━━━━━ EXTRACTO PROPORCIONADO

La justificación con la que naturalizamos todo
El ritmo de vida es una justificación con la que naturalizamos todo lo que no parece sano en la cotidianeidad. Cuando advertimos que algo en nuestra salud mental no está bien, frenar y pensar no es una opción: sabemos que el que busca encuentra, y el piloto automático con el que programamos nuestro cuerpo nos dice que hay que seguir, no importa lo que cueste.
Puedo darme cuenta ahora que la ayuda la obtuve hablando sobre mis sensaciones, exponiendo lo que me pasaba, cuando advertí que la estaba pasando mal.
En terapia, la psicóloga me recomendó poner en práctica su especialidad, la psiconeuroinmunoendocrinología (PNIE). Sí, así de complicada es la palabra para referirse a la conjunción de los tres ejes que componen el cuerpo: psicológico, endocrinológico e inmunitario. Según mi psicóloga, “es la mesa en donde se sientan a conversar la psicología y la medicina”. Me dio consignas que me pedían traer pensamientos, recuerdos y sensaciones positivas para fortalecerme. Al principio me costaba pensar cosas buenas, pero al fin de cuentas es un buen ejercicio para cortar la tensión por al menos un rato.

━━━━━━━━━━

**TAREA A**
Según el fragmento sobre el ritmo de vida y la salud mental, indica si cada afirmación coincide con él y cita las palabras que lo deciden: (i) la psicóloga recomendó la PNIE, que es su propia especialidad; (ii) desde el principio resultó fácil pensar cosas buenas; (iii) la PNIE reúne los ejes psicológico, endocrinológico e inmunitario.
**TAREA B**
Prolonga el fragmento sobre el ritmo de vida y la salud mental a partir de su última oración.

━━━━━ DATOS PROPORCIONADOS

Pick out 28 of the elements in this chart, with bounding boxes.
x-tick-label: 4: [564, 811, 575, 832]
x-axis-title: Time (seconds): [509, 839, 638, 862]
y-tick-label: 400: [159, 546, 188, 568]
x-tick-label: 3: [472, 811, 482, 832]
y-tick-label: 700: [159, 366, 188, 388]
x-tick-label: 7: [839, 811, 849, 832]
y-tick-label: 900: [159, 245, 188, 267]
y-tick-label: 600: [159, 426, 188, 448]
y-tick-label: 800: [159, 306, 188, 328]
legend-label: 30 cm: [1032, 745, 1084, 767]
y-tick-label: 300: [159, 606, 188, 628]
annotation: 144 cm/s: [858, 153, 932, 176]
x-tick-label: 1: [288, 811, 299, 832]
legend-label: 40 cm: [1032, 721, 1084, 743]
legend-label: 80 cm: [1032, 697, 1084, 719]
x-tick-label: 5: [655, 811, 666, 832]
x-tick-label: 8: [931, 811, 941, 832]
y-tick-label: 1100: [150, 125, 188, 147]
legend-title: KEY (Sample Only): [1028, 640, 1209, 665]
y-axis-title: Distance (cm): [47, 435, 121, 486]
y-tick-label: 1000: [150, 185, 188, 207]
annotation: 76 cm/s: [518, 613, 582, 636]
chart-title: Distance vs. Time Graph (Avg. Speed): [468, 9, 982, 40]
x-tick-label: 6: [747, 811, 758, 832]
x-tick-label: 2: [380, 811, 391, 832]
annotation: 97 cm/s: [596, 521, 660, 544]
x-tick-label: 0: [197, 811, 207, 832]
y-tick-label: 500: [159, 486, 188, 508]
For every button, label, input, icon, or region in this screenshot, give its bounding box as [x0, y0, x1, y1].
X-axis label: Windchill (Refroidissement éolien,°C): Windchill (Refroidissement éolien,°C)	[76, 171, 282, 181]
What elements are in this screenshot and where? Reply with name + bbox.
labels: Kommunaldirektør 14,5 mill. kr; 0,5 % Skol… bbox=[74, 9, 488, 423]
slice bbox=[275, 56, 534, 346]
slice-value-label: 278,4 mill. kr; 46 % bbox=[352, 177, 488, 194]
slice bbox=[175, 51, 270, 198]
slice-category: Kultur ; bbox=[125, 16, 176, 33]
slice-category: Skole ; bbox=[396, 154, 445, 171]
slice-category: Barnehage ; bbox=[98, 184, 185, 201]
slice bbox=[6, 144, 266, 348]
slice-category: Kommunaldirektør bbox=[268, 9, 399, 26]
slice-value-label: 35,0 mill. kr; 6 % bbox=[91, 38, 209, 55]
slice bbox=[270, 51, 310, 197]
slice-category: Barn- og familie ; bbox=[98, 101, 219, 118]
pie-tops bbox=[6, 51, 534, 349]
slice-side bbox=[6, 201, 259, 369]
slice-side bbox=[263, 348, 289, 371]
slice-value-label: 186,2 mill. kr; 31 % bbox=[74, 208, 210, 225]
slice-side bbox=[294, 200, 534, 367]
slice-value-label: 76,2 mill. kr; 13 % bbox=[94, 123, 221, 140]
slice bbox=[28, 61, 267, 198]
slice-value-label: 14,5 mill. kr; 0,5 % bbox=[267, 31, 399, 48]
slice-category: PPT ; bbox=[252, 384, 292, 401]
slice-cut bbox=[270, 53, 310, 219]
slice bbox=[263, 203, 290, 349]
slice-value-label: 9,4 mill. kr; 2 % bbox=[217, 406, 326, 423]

━━━━━━━━━━

**RESPUESTA A**
(i) Sí: "la psicóloga me recomendó poner en práctica su especialidad, la psiconeuroinmunoendocrinología (PNIE)".
(ii) No: "Al principio me costaba pensar cosas buenas".
(iii) Sí: "la conjunción de los tres ejes que componen el cuerpo: psicológico, endocrinológico e inmunitario".

**RESPUESTA B**
Salir del aislamiento y contar lo que nos pasa
También me abrí con mi familia y amigos. Al principio me aislé porque me cansaba imaginarme contando mi situación, exponiéndome vulnerable y débil. Sin embargo, al hacerlo me di cuenta de que estas cosas pasan más de lo que creemos: hay más personas experimentando y conviviendo con el estrés diariamente de lo que pensamos.
Según los datos recopilados en un informe hecho en la Argentina por la UADE de este año, 7 de cada 10 personas encuestadas sufren de estrés y ansiedad por la pandemia. Hay personas que también explotaron y es bueno escuchar cómo pudieron reincorporarse. Y hay personas que no saben o prefieren no reconocer que viven bajo un estrés constante.
Cómo transitar la ansiedad y el estrés durante el aislamiento
En fin: sentirse acompañado, es clave. Yo no quería hablar sobre mis dolencias. Vivo en Capital Federal y hace más de 10 meses que no veo a mi familia, que reside en Corrientes; con esto, sumado a la imposibilidad de salir del departamento en el que vivo como lo hacía regularmente, me armé de la frase: “Yo puedo sola”.
Quería renunciar a mi trabajo, intuí que entre tantos mambos debía empezar a recuperarme dando ese paso. Tomé el impulso luego de que familia me recordara que más allá de tanto distanciamiento seguían estando ahí, que tome las decisiones necesarias para estar bien y que iban ayudarme a juntar mis pedacitos para volverme a armar.
Mi viejo me dijo: “A veces hay que salir del lugar que a uno le hace mal, para decidir desde otra perspectiva”. Y si bien fue una frase motivadora para mí, sentí que esa perspectiva implicaba retroceder.
Pero mi amiga y confidente Neus, sin darse cuenta, me respondió: “A veces es bueno retroceder para tomar impulso”. Y repitiendo estas frases, presenté la renuncia a mi laburo el viernes posterior a ese martes de explosión.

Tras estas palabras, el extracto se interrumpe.